What this task involves — The records that follow need to be output exactly as they are.

'''

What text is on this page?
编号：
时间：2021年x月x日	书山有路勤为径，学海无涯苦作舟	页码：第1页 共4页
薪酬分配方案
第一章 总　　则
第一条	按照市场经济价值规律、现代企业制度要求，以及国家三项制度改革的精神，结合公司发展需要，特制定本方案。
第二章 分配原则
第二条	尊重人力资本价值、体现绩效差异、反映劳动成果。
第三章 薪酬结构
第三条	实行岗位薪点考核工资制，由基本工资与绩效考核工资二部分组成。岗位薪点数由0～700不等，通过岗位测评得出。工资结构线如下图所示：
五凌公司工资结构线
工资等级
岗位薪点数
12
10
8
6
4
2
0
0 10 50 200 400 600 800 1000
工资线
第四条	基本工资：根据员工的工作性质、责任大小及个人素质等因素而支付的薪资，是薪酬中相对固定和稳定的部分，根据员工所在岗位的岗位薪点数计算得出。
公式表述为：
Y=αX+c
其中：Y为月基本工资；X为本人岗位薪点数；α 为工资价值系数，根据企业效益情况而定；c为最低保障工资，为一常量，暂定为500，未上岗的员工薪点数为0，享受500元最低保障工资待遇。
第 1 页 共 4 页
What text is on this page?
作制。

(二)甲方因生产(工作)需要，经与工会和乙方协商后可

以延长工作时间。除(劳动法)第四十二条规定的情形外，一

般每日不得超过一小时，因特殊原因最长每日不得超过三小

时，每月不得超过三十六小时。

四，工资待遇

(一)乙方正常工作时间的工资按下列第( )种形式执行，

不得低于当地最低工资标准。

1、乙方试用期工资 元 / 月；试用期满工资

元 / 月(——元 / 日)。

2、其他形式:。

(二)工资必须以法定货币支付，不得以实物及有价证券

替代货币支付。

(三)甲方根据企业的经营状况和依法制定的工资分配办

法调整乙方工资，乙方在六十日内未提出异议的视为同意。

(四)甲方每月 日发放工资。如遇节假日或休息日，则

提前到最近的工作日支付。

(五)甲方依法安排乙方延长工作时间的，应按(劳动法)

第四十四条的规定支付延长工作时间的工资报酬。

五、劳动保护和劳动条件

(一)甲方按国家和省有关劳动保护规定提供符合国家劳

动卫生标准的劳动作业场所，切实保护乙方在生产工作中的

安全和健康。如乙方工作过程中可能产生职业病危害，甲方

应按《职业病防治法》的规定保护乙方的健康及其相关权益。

'''

Task answer —
What text is on this page?
编号：
时间：2021年x月x日	书山有路勤为径，学海无涯苦作舟	页码：第1页 共4页
薪酬分配方案
第一章 总　　则
第一条	按照市场经济价值规律、现代企业制度要求，以及国家三项制度改革的精神，结合公司发展需要，特制定本方案。
第二章 分配原则
第二条	尊重人力资本价值、体现绩效差异、反映劳动成果。
第三章 薪酬结构
第三条	实行岗位薪点考核工资制，由基本工资与绩效考核工资二部分组成。岗位薪点数由0～700不等，通过岗位测评得出。工资结构线如下图所示：
五凌公司工资结构线
工资等级
岗位薪点数
12
10
8
6
4
2
0
0 10 50 200 400 600 800 1000
工资线
第四条	基本工资：根据员工的工作性质、责任大小及个人素质等因素而支付的薪资，是薪酬中相对固定和稳定的部分，根据员工所在岗位的岗位薪点数计算得出。
公式表述为：
Y=αX+c
其中：Y为月基本工资；X为本人岗位薪点数；α 为工资价值系数，根据企业效益情况而定；c为最低保障工资，为一常量，暂定为500，未上岗的员工薪点数为0，享受500元最低保障工资待遇。
第 1 页 共 4 页
What text is on this page?
作制。

(二)甲方因生产(工作)需要，经与工会和乙方协商后可

以延长工作时间。除(劳动法)第四十二条规定的情形外，一

般每日不得超过一小时，因特殊原因最长每日不得超过三小

时，每月不得超过三十六小时。

四，工资待遇

(一)乙方正常工作时间的工资按下列第( )种形式执行，

不得低于当地最低工资标准。

1、乙方试用期工资 元 / 月；试用期满工资

元 / 月(——元 / 日)。

2、其他形式:。

(二)工资必须以法定货币支付，不得以实物及有价证券

替代货币支付。

(三)甲方根据企业的经营状况和依法制定的工资分配办

法调整乙方工资，乙方在六十日内未提出异议的视为同意。

(四)甲方每月 日发放工资。如遇节假日或休息日，则

提前到最近的工作日支付。

(五)甲方依法安排乙方延长工作时间的，应按(劳动法)

第四十四条的规定支付延长工作时间的工资报酬。

五、劳动保护和劳动条件

(一)甲方按国家和省有关劳动保护规定提供符合国家劳

动卫生标准的劳动作业场所，切实保护乙方在生产工作中的

安全和健康。如乙方工作过程中可能产生职业病危害，甲方

应按《职业病防治法》的规定保护乙方的健康及其相关权益。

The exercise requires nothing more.